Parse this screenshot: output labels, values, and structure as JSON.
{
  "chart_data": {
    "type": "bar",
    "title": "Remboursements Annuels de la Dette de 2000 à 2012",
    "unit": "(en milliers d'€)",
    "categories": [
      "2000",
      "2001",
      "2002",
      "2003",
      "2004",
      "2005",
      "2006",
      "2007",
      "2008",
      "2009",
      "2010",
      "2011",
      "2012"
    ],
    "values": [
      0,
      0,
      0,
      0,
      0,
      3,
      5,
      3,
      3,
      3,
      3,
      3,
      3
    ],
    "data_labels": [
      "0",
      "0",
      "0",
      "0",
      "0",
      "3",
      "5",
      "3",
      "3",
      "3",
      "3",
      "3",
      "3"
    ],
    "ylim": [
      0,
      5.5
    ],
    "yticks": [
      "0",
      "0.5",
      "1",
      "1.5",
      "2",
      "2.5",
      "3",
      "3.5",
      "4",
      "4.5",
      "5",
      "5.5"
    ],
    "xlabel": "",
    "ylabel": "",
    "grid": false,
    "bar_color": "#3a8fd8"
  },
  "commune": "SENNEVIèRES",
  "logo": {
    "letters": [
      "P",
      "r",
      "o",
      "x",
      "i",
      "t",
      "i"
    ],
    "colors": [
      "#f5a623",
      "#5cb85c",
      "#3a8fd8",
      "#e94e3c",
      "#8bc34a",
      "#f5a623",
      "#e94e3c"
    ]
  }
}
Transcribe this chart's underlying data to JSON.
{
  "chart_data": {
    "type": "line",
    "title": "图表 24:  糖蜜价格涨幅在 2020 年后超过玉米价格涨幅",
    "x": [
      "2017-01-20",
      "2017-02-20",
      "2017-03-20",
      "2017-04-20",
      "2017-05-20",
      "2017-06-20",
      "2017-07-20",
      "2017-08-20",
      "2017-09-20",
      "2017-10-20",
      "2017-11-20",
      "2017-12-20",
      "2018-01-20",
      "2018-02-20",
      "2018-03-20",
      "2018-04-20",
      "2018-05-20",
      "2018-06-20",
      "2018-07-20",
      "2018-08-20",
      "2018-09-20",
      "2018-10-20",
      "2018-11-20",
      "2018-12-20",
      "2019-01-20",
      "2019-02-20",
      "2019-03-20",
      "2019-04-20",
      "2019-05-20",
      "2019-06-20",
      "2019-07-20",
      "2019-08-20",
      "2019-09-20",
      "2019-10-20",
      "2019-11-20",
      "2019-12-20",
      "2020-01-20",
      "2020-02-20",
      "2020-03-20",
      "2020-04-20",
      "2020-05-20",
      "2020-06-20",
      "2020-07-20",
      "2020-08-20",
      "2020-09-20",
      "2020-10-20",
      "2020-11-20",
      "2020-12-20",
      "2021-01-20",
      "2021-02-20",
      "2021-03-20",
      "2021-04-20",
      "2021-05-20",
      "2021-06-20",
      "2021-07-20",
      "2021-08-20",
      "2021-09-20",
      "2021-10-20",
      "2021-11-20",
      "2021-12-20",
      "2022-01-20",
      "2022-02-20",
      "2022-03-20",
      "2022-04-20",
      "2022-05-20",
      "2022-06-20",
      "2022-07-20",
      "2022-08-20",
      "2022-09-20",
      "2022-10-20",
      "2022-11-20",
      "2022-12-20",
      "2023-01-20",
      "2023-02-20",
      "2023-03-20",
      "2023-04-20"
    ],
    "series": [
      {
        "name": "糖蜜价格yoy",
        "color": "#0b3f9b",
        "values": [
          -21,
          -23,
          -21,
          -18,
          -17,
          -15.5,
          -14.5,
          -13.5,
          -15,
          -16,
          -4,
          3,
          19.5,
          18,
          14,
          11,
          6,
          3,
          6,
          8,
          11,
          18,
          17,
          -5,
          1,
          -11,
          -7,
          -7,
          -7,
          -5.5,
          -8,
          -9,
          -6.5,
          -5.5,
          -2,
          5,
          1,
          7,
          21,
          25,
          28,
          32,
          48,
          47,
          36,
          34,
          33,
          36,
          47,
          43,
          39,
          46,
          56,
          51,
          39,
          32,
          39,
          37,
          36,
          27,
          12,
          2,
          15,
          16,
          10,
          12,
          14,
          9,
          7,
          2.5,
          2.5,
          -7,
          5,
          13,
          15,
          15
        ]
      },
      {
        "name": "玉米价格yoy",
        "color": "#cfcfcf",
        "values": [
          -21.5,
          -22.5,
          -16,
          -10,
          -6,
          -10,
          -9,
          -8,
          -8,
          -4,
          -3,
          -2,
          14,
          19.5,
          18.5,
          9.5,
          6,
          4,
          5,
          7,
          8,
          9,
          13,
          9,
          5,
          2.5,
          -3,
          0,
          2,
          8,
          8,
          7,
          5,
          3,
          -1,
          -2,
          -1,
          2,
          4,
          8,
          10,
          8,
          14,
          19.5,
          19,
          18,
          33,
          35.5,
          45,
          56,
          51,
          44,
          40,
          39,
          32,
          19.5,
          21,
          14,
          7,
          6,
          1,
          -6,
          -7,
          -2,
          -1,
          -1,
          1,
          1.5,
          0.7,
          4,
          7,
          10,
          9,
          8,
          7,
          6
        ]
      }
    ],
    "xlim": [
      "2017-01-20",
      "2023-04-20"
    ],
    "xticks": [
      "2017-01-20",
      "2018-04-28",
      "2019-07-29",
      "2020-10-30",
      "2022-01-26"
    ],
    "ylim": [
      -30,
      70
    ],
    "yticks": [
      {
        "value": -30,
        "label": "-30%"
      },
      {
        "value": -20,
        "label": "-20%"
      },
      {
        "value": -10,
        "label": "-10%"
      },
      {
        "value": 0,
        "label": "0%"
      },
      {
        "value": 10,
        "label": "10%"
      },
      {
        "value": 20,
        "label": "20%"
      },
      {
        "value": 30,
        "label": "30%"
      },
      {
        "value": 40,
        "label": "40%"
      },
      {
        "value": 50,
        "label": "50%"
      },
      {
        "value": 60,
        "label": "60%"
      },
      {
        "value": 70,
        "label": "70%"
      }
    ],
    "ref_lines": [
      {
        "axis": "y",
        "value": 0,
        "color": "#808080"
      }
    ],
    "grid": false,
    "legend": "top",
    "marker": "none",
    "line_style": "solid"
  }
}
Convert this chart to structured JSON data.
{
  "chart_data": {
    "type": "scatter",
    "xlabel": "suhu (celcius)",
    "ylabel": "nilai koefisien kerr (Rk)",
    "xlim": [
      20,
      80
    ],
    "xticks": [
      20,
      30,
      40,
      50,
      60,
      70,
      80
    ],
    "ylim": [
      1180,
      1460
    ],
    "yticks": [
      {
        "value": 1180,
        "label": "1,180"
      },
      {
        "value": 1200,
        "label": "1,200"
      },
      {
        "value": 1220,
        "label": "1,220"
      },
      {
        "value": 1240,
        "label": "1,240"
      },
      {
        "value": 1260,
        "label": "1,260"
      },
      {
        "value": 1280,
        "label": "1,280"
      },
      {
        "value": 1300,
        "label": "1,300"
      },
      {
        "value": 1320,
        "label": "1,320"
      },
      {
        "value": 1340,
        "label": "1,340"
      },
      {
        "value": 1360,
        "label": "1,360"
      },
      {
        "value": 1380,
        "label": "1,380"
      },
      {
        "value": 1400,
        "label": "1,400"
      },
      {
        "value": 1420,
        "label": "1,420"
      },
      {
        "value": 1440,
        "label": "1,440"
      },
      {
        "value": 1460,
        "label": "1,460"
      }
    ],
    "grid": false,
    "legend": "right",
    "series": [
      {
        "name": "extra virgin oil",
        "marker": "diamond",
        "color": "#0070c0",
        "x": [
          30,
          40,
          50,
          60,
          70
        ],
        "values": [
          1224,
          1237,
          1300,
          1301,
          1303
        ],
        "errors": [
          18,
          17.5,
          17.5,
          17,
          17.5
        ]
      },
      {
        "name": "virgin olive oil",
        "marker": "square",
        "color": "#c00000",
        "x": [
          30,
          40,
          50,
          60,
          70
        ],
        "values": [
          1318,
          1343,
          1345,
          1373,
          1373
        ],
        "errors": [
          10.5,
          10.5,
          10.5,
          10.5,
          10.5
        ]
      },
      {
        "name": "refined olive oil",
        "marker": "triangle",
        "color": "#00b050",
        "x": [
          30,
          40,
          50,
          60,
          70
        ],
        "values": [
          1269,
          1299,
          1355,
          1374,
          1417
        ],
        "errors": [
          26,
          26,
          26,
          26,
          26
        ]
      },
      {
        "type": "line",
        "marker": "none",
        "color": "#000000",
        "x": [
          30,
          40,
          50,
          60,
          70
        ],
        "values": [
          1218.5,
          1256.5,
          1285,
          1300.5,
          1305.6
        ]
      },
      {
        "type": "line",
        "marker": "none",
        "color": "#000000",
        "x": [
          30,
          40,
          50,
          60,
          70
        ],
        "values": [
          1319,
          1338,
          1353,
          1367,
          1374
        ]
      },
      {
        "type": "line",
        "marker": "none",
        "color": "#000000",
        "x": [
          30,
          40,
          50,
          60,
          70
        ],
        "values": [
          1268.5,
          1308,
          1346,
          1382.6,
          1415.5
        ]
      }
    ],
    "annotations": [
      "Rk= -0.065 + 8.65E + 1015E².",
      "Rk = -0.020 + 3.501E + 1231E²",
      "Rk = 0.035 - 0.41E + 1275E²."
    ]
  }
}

● REQUIRED TASK
Isolate each line of the listing above that includes "title". Copy it.

● PROBLEM SOLUTION
    "title": "Remboursements Annuels de la Dette de 2000 à 2012",
    "title": "图表 24:  糖蜜价格涨幅在 2020 年后超过玉米价格涨幅",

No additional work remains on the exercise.